RECORDS SUPPLIED:
++++

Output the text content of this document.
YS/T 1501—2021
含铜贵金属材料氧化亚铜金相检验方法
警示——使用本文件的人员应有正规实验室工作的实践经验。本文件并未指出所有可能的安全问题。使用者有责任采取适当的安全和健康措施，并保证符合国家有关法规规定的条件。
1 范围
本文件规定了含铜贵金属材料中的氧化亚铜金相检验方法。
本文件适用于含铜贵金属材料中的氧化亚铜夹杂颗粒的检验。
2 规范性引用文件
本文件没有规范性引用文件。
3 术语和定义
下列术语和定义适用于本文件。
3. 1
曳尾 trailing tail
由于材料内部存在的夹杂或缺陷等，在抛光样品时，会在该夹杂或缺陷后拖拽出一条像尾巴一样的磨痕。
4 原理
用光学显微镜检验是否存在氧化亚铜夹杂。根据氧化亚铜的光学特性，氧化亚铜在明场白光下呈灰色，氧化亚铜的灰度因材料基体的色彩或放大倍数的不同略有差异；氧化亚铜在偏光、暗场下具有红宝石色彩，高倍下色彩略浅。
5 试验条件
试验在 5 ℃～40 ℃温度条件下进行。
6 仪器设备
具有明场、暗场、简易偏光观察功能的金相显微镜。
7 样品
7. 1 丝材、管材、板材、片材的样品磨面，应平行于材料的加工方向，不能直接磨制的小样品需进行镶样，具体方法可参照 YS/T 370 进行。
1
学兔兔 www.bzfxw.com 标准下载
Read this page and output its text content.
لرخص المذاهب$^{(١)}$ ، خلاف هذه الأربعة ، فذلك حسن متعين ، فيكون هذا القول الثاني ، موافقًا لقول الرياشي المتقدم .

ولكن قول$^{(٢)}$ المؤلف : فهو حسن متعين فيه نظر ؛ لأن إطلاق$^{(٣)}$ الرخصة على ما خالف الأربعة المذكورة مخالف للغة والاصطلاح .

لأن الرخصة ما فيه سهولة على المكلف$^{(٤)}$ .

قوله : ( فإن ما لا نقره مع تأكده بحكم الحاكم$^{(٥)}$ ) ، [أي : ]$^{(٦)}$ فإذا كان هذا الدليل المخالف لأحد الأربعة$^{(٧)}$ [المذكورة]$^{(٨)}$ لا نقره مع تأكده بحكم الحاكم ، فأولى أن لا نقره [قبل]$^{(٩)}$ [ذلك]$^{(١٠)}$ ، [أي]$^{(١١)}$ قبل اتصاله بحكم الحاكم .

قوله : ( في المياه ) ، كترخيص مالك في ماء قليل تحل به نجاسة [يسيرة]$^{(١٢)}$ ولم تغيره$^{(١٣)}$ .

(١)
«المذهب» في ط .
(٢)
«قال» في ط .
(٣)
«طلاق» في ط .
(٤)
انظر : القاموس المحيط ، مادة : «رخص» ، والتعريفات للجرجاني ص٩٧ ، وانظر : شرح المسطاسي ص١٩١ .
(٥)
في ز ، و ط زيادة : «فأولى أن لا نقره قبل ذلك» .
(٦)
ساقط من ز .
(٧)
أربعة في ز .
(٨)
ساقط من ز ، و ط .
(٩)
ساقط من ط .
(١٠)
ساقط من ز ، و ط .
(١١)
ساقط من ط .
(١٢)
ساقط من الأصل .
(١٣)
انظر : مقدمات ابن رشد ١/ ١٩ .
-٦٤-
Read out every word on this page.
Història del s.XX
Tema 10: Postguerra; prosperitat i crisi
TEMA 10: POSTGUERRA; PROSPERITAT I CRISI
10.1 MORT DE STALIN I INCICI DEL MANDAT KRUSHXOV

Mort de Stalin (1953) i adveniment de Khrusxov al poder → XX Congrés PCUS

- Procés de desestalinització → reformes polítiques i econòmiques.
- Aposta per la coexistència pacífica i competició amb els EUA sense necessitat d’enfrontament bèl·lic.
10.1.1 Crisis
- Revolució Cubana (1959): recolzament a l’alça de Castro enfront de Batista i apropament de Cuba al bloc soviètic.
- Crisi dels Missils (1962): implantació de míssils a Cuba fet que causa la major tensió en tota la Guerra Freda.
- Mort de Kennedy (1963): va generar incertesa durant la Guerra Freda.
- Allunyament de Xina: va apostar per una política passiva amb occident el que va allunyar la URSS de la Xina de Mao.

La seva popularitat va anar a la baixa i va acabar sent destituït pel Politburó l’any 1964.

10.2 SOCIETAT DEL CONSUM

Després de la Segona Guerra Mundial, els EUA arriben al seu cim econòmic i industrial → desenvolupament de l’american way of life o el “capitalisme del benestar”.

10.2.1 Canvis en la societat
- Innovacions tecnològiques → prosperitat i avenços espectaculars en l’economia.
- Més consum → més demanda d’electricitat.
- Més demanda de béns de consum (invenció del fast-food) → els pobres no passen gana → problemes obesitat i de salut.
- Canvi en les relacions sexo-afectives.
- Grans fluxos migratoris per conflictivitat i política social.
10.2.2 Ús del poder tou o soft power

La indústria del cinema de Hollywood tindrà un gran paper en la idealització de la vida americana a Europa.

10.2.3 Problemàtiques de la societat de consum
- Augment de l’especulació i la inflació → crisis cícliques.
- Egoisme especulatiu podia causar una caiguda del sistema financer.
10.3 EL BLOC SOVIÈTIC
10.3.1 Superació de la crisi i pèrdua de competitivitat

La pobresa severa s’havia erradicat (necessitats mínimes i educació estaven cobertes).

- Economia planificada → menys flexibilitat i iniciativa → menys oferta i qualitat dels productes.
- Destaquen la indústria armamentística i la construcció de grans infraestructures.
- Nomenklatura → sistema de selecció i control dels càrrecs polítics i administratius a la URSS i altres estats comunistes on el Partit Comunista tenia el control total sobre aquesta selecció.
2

++++

EXERCISE DIRECTIONS: Reproduce all of the material above word for word.

EXERCISE RESULT:
Output the text content of this document.
YS/T 1501—2021
含铜贵金属材料氧化亚铜金相检验方法
警示——使用本文件的人员应有正规实验室工作的实践经验。本文件并未指出所有可能的安全问题。使用者有责任采取适当的安全和健康措施，并保证符合国家有关法规规定的条件。
1 范围
本文件规定了含铜贵金属材料中的氧化亚铜金相检验方法。
本文件适用于含铜贵金属材料中的氧化亚铜夹杂颗粒的检验。
2 规范性引用文件
本文件没有规范性引用文件。
3 术语和定义
下列术语和定义适用于本文件。
3. 1
曳尾 trailing tail
由于材料内部存在的夹杂或缺陷等，在抛光样品时，会在该夹杂或缺陷后拖拽出一条像尾巴一样的磨痕。
4 原理
用光学显微镜检验是否存在氧化亚铜夹杂。根据氧化亚铜的光学特性，氧化亚铜在明场白光下呈灰色，氧化亚铜的灰度因材料基体的色彩或放大倍数的不同略有差异；氧化亚铜在偏光、暗场下具有红宝石色彩，高倍下色彩略浅。
5 试验条件
试验在 5 ℃～40 ℃温度条件下进行。
6 仪器设备
具有明场、暗场、简易偏光观察功能的金相显微镜。
7 样品
7. 1 丝材、管材、板材、片材的样品磨面，应平行于材料的加工方向，不能直接磨制的小样品需进行镶样，具体方法可参照 YS/T 370 进行。
1
学兔兔 www.bzfxw.com 标准下载
Read this page and output its text content.
لرخص المذاهب$^{(١)}$ ، خلاف هذه الأربعة ، فذلك حسن متعين ، فيكون هذا القول الثاني ، موافقًا لقول الرياشي المتقدم .

ولكن قول$^{(٢)}$ المؤلف : فهو حسن متعين فيه نظر ؛ لأن إطلاق$^{(٣)}$ الرخصة على ما خالف الأربعة المذكورة مخالف للغة والاصطلاح .

لأن الرخصة ما فيه سهولة على المكلف$^{(٤)}$ .

قوله : ( فإن ما لا نقره مع تأكده بحكم الحاكم$^{(٥)}$ ) ، [أي : ]$^{(٦)}$ فإذا كان هذا الدليل المخالف لأحد الأربعة$^{(٧)}$ [المذكورة]$^{(٨)}$ لا نقره مع تأكده بحكم الحاكم ، فأولى أن لا نقره [قبل]$^{(٩)}$ [ذلك]$^{(١٠)}$ ، [أي]$^{(١١)}$ قبل اتصاله بحكم الحاكم .

قوله : ( في المياه ) ، كترخيص مالك في ماء قليل تحل به نجاسة [يسيرة]$^{(١٢)}$ ولم تغيره$^{(١٣)}$ .

(١)
«المذهب» في ط .
(٢)
«قال» في ط .
(٣)
«طلاق» في ط .
(٤)
انظر : القاموس المحيط ، مادة : «رخص» ، والتعريفات للجرجاني ص٩٧ ، وانظر : شرح المسطاسي ص١٩١ .
(٥)
في ز ، و ط زيادة : «فأولى أن لا نقره قبل ذلك» .
(٦)
ساقط من ز .
(٧)
أربعة في ز .
(٨)
ساقط من ز ، و ط .
(٩)
ساقط من ط .
(١٠)
ساقط من ز ، و ط .
(١١)
ساقط من ط .
(١٢)
ساقط من الأصل .
(١٣)
انظر : مقدمات ابن رشد ١/ ١٩ .
-٦٤-
Read out every word on this page.
Història del s.XX
Tema 10: Postguerra; prosperitat i crisi
TEMA 10: POSTGUERRA; PROSPERITAT I CRISI
10.1 MORT DE STALIN I INCICI DEL MANDAT KRUSHXOV

Mort de Stalin (1953) i adveniment de Khrusxov al poder → XX Congrés PCUS

- Procés de desestalinització → reformes polítiques i econòmiques.
- Aposta per la coexistència pacífica i competició amb els EUA sense necessitat d’enfrontament bèl·lic.
10.1.1 Crisis
- Revolució Cubana (1959): recolzament a l’alça de Castro enfront de Batista i apropament de Cuba al bloc soviètic.
- Crisi dels Missils (1962): implantació de míssils a Cuba fet que causa la major tensió en tota la Guerra Freda.
- Mort de Kennedy (1963): va generar incertesa durant la Guerra Freda.
- Allunyament de Xina: va apostar per una política passiva amb occident el que va allunyar la URSS de la Xina de Mao.

La seva popularitat va anar a la baixa i va acabar sent destituït pel Politburó l’any 1964.

10.2 SOCIETAT DEL CONSUM

Després de la Segona Guerra Mundial, els EUA arriben al seu cim econòmic i industrial → desenvolupament de l’american way of life o el “capitalisme del benestar”.

10.2.1 Canvis en la societat
- Innovacions tecnològiques → prosperitat i avenços espectaculars en l’economia.
- Més consum → més demanda d’electricitat.
- Més demanda de béns de consum (invenció del fast-food) → els pobres no passen gana → problemes obesitat i de salut.
- Canvi en les relacions sexo-afectives.
- Grans fluxos migratoris per conflictivitat i política social.
10.2.2 Ús del poder tou o soft power

La indústria del cinema de Hollywood tindrà un gran paper en la idealització de la vida americana a Europa.

10.2.3 Problemàtiques de la societat de consum
- Augment de l’especulació i la inflació → crisis cícliques.
- Egoisme especulatiu podia causar una caiguda del sistema financer.
10.3 EL BLOC SOVIÈTIC
10.3.1 Superació de la crisi i pèrdua de competitivitat

La pobresa severa s’havia erradicat (necessitats mínimes i educació estaven cobertes).

- Economia planificada → menys flexibilitat i iniciativa → menys oferta i qualitat dels productes.
- Destaquen la indústria armamentística i la construcció de grans infraestructures.
- Nomenklatura → sistema de selecció i control dels càrrecs polítics i administratius a la URSS i altres estats comunistes on el Partit Comunista tenia el control total sobre aquesta selecció.
2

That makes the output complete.